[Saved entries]
— START —

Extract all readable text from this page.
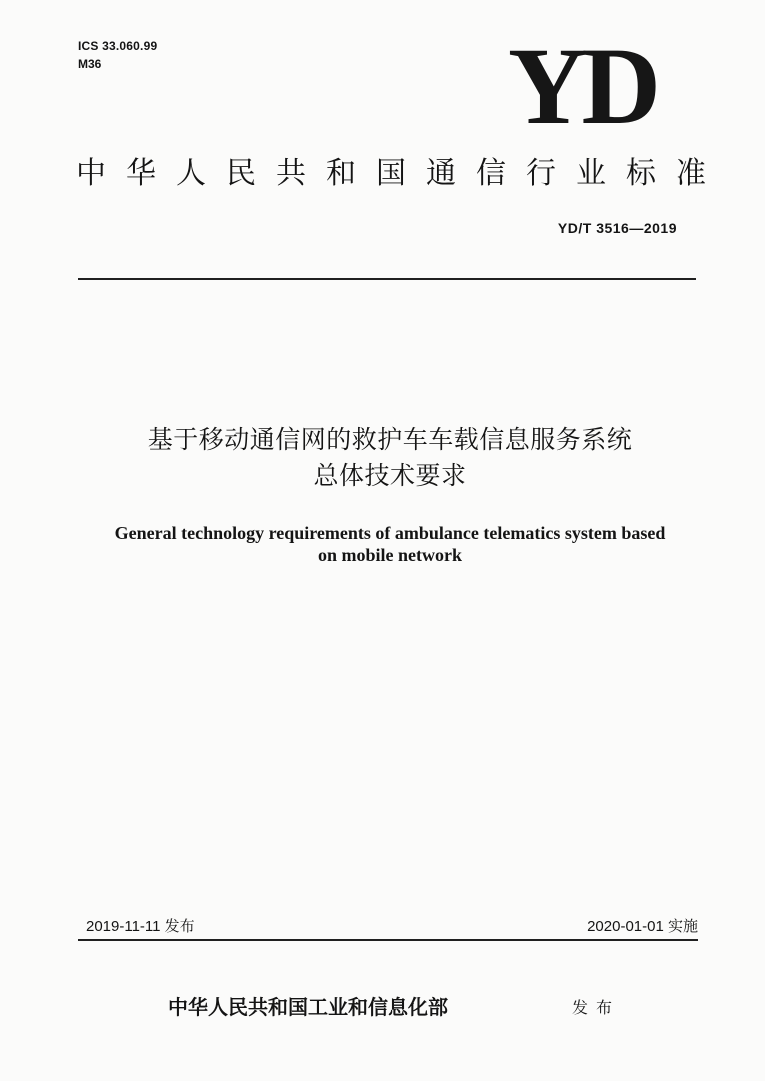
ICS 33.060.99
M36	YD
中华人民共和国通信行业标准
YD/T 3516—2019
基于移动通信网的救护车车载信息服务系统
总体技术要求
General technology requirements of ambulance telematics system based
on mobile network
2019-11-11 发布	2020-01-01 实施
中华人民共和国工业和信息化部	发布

— END —

- [TASK PROMPT] The listing above must be printed again exactly, minus its pictures.

- [CORRECT RESULT]
Extract all readable text from this page.
ICS 33.060.99
M36	YD
中华人民共和国通信行业标准
YD/T 3516—2019
基于移动通信网的救护车车载信息服务系统
总体技术要求
General technology requirements of ambulance telematics system based
on mobile network
2019-11-11 发布	2020-01-01 实施
中华人民共和国工业和信息化部	发布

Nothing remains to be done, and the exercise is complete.